[Page element annotations]

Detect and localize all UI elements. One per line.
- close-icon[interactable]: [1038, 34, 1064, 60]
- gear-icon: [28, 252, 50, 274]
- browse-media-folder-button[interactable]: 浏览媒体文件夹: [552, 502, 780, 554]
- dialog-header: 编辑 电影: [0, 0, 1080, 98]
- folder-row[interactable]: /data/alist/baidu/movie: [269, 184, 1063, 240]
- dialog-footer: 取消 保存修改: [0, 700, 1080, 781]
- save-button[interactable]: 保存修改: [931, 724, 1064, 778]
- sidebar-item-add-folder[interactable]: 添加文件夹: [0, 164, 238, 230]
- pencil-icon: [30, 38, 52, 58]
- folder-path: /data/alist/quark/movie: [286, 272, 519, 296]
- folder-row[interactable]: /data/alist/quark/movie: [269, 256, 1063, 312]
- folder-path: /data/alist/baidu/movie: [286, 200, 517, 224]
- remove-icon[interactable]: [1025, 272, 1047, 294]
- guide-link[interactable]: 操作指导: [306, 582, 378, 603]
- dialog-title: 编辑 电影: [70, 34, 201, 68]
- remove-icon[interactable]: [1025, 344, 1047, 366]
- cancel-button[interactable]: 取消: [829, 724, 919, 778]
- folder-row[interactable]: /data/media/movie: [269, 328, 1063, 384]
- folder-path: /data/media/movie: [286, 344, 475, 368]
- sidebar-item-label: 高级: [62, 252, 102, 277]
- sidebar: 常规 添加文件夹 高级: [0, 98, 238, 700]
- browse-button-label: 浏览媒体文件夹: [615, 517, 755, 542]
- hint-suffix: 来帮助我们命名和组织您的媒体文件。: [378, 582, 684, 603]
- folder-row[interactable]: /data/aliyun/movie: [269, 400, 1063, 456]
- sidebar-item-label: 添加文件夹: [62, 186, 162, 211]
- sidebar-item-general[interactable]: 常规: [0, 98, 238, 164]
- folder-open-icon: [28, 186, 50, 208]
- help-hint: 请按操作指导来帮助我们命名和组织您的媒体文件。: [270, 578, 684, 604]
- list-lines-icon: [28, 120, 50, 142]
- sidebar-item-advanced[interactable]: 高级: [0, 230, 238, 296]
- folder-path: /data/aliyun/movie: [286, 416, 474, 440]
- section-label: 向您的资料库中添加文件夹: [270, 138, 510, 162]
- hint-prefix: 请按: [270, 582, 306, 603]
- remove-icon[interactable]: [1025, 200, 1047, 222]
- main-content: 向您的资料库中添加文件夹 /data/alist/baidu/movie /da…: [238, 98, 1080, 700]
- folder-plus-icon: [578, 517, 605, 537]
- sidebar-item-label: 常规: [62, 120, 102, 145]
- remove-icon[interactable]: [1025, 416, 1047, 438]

### Exercise objective
Copy the rows above line for line, with no changes.

### Worked solution
Detect and localize all UI elements. One per line.
- close-icon[interactable]: [1038, 34, 1064, 60]
- gear-icon: [28, 252, 50, 274]
- browse-media-folder-button[interactable]: 浏览媒体文件夹: [552, 502, 780, 554]
- dialog-header: 编辑 电影: [0, 0, 1080, 98]
- folder-row[interactable]: /data/alist/baidu/movie: [269, 184, 1063, 240]
- dialog-footer: 取消 保存修改: [0, 700, 1080, 781]
- save-button[interactable]: 保存修改: [931, 724, 1064, 778]
- sidebar-item-add-folder[interactable]: 添加文件夹: [0, 164, 238, 230]
- pencil-icon: [30, 38, 52, 58]
- folder-path: /data/alist/quark/movie: [286, 272, 519, 296]
- folder-row[interactable]: /data/alist/quark/movie: [269, 256, 1063, 312]
- folder-path: /data/alist/baidu/movie: [286, 200, 517, 224]
- remove-icon[interactable]: [1025, 272, 1047, 294]
- guide-link[interactable]: 操作指导: [306, 582, 378, 603]
- dialog-title: 编辑 电影: [70, 34, 201, 68]
- remove-icon[interactable]: [1025, 344, 1047, 366]
- cancel-button[interactable]: 取消: [829, 724, 919, 778]
- folder-row[interactable]: /data/media/movie: [269, 328, 1063, 384]
- folder-path: /data/media/movie: [286, 344, 475, 368]
- sidebar-item-label: 高级: [62, 252, 102, 277]
- sidebar: 常规 添加文件夹 高级: [0, 98, 238, 700]
- browse-button-label: 浏览媒体文件夹: [615, 517, 755, 542]
- hint-suffix: 来帮助我们命名和组织您的媒体文件。: [378, 582, 684, 603]
- folder-row[interactable]: /data/aliyun/movie: [269, 400, 1063, 456]
- sidebar-item-label: 添加文件夹: [62, 186, 162, 211]
- sidebar-item-general[interactable]: 常规: [0, 98, 238, 164]
- folder-open-icon: [28, 186, 50, 208]
- help-hint: 请按操作指导来帮助我们命名和组织您的媒体文件。: [270, 578, 684, 604]
- list-lines-icon: [28, 120, 50, 142]
- sidebar-item-advanced[interactable]: 高级: [0, 230, 238, 296]
- folder-path: /data/aliyun/movie: [286, 416, 474, 440]
- section-label: 向您的资料库中添加文件夹: [270, 138, 510, 162]
- hint-prefix: 请按: [270, 582, 306, 603]
- remove-icon[interactable]: [1025, 200, 1047, 222]
- main-content: 向您的资料库中添加文件夹 /data/alist/baidu/movie /da…: [238, 98, 1080, 700]
- folder-plus-icon: [578, 517, 605, 537]
- sidebar-item-label: 常规: [62, 120, 102, 145]
- remove-icon[interactable]: [1025, 416, 1047, 438]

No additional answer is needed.